→ **Task input**:
........

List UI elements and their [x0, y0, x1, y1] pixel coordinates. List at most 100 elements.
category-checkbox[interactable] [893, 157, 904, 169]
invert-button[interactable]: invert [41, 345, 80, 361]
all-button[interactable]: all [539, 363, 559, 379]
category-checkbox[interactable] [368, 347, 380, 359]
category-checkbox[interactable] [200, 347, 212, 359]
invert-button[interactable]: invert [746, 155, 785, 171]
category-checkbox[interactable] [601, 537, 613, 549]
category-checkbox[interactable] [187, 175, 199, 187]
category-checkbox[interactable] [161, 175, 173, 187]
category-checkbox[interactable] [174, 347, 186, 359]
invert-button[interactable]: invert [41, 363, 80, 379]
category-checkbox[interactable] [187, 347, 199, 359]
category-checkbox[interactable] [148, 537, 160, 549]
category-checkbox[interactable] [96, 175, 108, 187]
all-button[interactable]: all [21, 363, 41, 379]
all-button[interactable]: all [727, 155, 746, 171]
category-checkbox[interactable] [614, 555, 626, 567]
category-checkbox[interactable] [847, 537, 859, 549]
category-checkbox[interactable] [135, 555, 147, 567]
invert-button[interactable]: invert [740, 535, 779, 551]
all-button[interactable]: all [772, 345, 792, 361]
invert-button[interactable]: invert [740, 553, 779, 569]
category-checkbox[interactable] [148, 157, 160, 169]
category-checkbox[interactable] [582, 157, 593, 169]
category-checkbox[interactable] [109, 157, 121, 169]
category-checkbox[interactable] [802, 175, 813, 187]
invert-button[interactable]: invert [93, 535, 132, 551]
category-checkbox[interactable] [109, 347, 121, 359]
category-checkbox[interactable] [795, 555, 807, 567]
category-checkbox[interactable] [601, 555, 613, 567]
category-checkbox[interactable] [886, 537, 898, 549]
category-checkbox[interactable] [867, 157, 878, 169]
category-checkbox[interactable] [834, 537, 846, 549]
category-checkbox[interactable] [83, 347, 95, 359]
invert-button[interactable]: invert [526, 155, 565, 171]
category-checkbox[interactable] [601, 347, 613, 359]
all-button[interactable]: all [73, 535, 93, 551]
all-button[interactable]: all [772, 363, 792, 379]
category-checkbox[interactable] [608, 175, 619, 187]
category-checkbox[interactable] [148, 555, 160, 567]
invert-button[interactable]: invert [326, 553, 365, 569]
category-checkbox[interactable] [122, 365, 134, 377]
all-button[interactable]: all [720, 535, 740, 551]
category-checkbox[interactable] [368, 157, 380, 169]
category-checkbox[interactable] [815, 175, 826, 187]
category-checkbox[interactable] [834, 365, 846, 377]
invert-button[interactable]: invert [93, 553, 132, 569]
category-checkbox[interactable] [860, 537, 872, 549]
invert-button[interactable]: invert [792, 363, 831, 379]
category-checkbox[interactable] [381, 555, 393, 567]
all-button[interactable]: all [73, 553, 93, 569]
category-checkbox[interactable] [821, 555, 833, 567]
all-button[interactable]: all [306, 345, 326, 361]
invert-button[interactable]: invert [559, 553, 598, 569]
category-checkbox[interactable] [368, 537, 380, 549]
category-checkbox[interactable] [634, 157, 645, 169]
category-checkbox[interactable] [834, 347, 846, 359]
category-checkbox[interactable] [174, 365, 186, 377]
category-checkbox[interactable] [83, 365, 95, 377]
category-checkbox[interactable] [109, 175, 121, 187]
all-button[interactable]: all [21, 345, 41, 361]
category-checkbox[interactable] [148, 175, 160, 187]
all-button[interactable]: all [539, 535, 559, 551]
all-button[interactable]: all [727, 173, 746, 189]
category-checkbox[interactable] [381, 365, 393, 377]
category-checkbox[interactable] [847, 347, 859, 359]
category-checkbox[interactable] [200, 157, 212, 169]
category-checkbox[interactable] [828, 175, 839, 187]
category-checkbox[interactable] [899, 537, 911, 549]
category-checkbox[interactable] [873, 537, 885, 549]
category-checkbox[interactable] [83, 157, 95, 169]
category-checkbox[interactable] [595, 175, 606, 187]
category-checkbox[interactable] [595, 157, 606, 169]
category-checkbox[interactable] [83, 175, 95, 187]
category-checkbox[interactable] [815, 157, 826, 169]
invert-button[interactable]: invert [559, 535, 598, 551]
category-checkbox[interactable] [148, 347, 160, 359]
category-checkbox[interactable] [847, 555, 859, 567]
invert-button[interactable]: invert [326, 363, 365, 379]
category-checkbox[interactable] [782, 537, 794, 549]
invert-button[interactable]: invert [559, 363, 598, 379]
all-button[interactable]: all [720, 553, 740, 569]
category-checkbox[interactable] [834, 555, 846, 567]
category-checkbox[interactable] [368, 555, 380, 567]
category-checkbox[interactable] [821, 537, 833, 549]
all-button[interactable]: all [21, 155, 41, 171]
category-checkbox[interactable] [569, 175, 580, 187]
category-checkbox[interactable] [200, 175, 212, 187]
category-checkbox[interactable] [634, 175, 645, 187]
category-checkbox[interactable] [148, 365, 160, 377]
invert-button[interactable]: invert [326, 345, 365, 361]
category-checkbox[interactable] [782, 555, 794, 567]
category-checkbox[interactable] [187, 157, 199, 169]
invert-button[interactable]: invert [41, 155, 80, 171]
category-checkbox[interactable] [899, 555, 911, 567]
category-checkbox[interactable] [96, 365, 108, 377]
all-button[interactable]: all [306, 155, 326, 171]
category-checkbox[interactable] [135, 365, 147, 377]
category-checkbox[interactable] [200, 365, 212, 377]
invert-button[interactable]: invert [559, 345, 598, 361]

........

→ **Challenge**: Turn all of the data above into a Markdown table with the columns "Row" and "Line". Number each line in the first column, and skip any blank lines.

→ **Answer to this exercise**:
| Row | Line |
|---|---|
| 1 | List UI elements and their [x0, y0, x1, y1] pixel coordinates. List at most 100 elements. |
| 2 | category-checkbox[interactable] [893, 157, 904, 169] |
| 3 | invert-button[interactable]: invert [41, 345, 80, 361] |
| 4 | all-button[interactable]: all [539, 363, 559, 379] |
| 5 | category-checkbox[interactable] [368, 347, 380, 359] |
| 6 | category-checkbox[interactable] [200, 347, 212, 359] |
| 7 | invert-button[interactable]: invert [746, 155, 785, 171] |
| 8 | category-checkbox[interactable] [601, 537, 613, 549] |
| 9 | category-checkbox[interactable] [187, 175, 199, 187] |
| 10 | category-checkbox[interactable] [161, 175, 173, 187] |
| 11 | category-checkbox[interactable] [174, 347, 186, 359] |
| 12 | invert-button[interactable]: invert [41, 363, 80, 379] |
| 13 | category-checkbox[interactable] [187, 347, 199, 359] |
| 14 | category-checkbox[interactable] [148, 537, 160, 549] |
| 15 | category-checkbox[interactable] [96, 175, 108, 187] |
| 16 | all-button[interactable]: all [21, 363, 41, 379] |
| 17 | all-button[interactable]: all [727, 155, 746, 171] |
| 18 | category-checkbox[interactable] [614, 555, 626, 567] |
| 19 | category-checkbox[interactable] [847, 537, 859, 549] |
| 20 | category-checkbox[interactable] [135, 555, 147, 567] |
| 21 | invert-button[interactable]: invert [740, 535, 779, 551] |
| 22 | all-button[interactable]: all [772, 345, 792, 361] |
| 23 | invert-button[interactable]: invert [740, 553, 779, 569] |
| 24 | category-checkbox[interactable] [148, 157, 160, 169] |
| 25 | category-checkbox[interactable] [582, 157, 593, 169] |
| 26 | category-checkbox[interactable] [109, 157, 121, 169] |
| 27 | category-checkbox[interactable] [802, 175, 813, 187] |
| 28 | invert-button[interactable]: invert [93, 535, 132, 551] |
| 29 | category-checkbox[interactable] [109, 347, 121, 359] |
| 30 | category-checkbox[interactable] [795, 555, 807, 567] |
| 31 | category-checkbox[interactable] [601, 555, 613, 567] |
| 32 | category-checkbox[interactable] [886, 537, 898, 549] |
| 33 | category-checkbox[interactable] [867, 157, 878, 169] |
| 34 | category-checkbox[interactable] [834, 537, 846, 549] |
| 35 | category-checkbox[interactable] [83, 347, 95, 359] |
| 36 | invert-button[interactable]: invert [526, 155, 565, 171] |
| 37 | category-checkbox[interactable] [601, 347, 613, 359] |
| 38 | all-button[interactable]: all [73, 535, 93, 551] |
| 39 | all-button[interactable]: all [772, 363, 792, 379] |
| 40 | category-checkbox[interactable] [608, 175, 619, 187] |
| 41 | category-checkbox[interactable] [148, 555, 160, 567] |
| 42 | invert-button[interactable]: invert [326, 553, 365, 569] |
| 43 | category-checkbox[interactable] [122, 365, 134, 377] |
| 44 | all-button[interactable]: all [720, 535, 740, 551] |
| 45 | category-checkbox[interactable] [368, 157, 380, 169] |
| 46 | category-checkbox[interactable] [815, 175, 826, 187] |
| 47 | category-checkbox[interactable] [834, 365, 846, 377] |
| 48 | invert-button[interactable]: invert [93, 553, 132, 569] |
| 49 | category-checkbox[interactable] [860, 537, 872, 549] |
| 50 | invert-button[interactable]: invert [792, 363, 831, 379] |
| 51 | category-checkbox[interactable] [381, 555, 393, 567] |
| 52 | all-button[interactable]: all [73, 553, 93, 569] |
| 53 | category-checkbox[interactable] [821, 555, 833, 567] |
| 54 | all-button[interactable]: all [306, 345, 326, 361] |
| 55 | invert-button[interactable]: invert [559, 553, 598, 569] |
| 56 | category-checkbox[interactable] [368, 537, 380, 549] |
| 57 | category-checkbox[interactable] [634, 157, 645, 169] |
| 58 | category-checkbox[interactable] [834, 347, 846, 359] |
| 59 | category-checkbox[interactable] [174, 365, 186, 377] |
| 60 | category-checkbox[interactable] [83, 365, 95, 377] |
| 61 | category-checkbox[interactable] [109, 175, 121, 187] |
| 62 | all-button[interactable]: all [21, 345, 41, 361] |
| 63 | category-checkbox[interactable] [148, 175, 160, 187] |
| 64 | all-button[interactable]: all [539, 535, 559, 551] |
| 65 | all-button[interactable]: all [727, 173, 746, 189] |
| 66 | category-checkbox[interactable] [381, 365, 393, 377] |
| 67 | category-checkbox[interactable] [847, 347, 859, 359] |
| 68 | category-checkbox[interactable] [200, 157, 212, 169] |
| 69 | category-checkbox[interactable] [828, 175, 839, 187] |
| 70 | category-checkbox[interactable] [899, 537, 911, 549] |
| 71 | category-checkbox[interactable] [873, 537, 885, 549] |
| 72 | category-checkbox[interactable] [83, 157, 95, 169] |
| 73 | category-checkbox[interactable] [595, 175, 606, 187] |
| 74 | category-checkbox[interactable] [595, 157, 606, 169] |
| 75 | category-checkbox[interactable] [83, 175, 95, 187] |
| 76 | category-checkbox[interactable] [815, 157, 826, 169] |
| 77 | invert-button[interactable]: invert [559, 535, 598, 551] |
| 78 | category-checkbox[interactable] [148, 347, 160, 359] |
| 79 | category-checkbox[interactable] [847, 555, 859, 567] |
| 80 | invert-button[interactable]: invert [326, 363, 365, 379] |
| 81 | category-checkbox[interactable] [782, 537, 794, 549] |
| 82 | invert-button[interactable]: invert [559, 363, 598, 379] |
| 83 | all-button[interactable]: all [720, 553, 740, 569] |
| 84 | category-checkbox[interactable] [834, 555, 846, 567] |
| 85 | category-checkbox[interactable] [368, 555, 380, 567] |
| 86 | category-checkbox[interactable] [821, 537, 833, 549] |
| 87 | all-button[interactable]: all [21, 155, 41, 171] |
| 88 | category-checkbox[interactable] [569, 175, 580, 187] |
| 89 | category-checkbox[interactable] [200, 175, 212, 187] |
| 90 | category-checkbox[interactable] [634, 175, 645, 187] |
| 91 | category-checkbox[interactable] [148, 365, 160, 377] |
| 92 | invert-button[interactable]: invert [326, 345, 365, 361] |
| 93 | category-checkbox[interactable] [782, 555, 794, 567] |
| 94 | category-checkbox[interactable] [187, 157, 199, 169] |
| 95 | invert-button[interactable]: invert [41, 155, 80, 171] |
| 96 | category-checkbox[interactable] [899, 555, 911, 567] |
| 97 | category-checkbox[interactable] [96, 365, 108, 377] |
| 98 | all-button[interactable]: all [306, 155, 326, 171] |
| 99 | category-checkbox[interactable] [135, 365, 147, 377] |
| 100 | category-checkbox[interactable] [200, 365, 212, 377] |
| 101 | invert-button[interactable]: invert [559, 345, 598, 361] |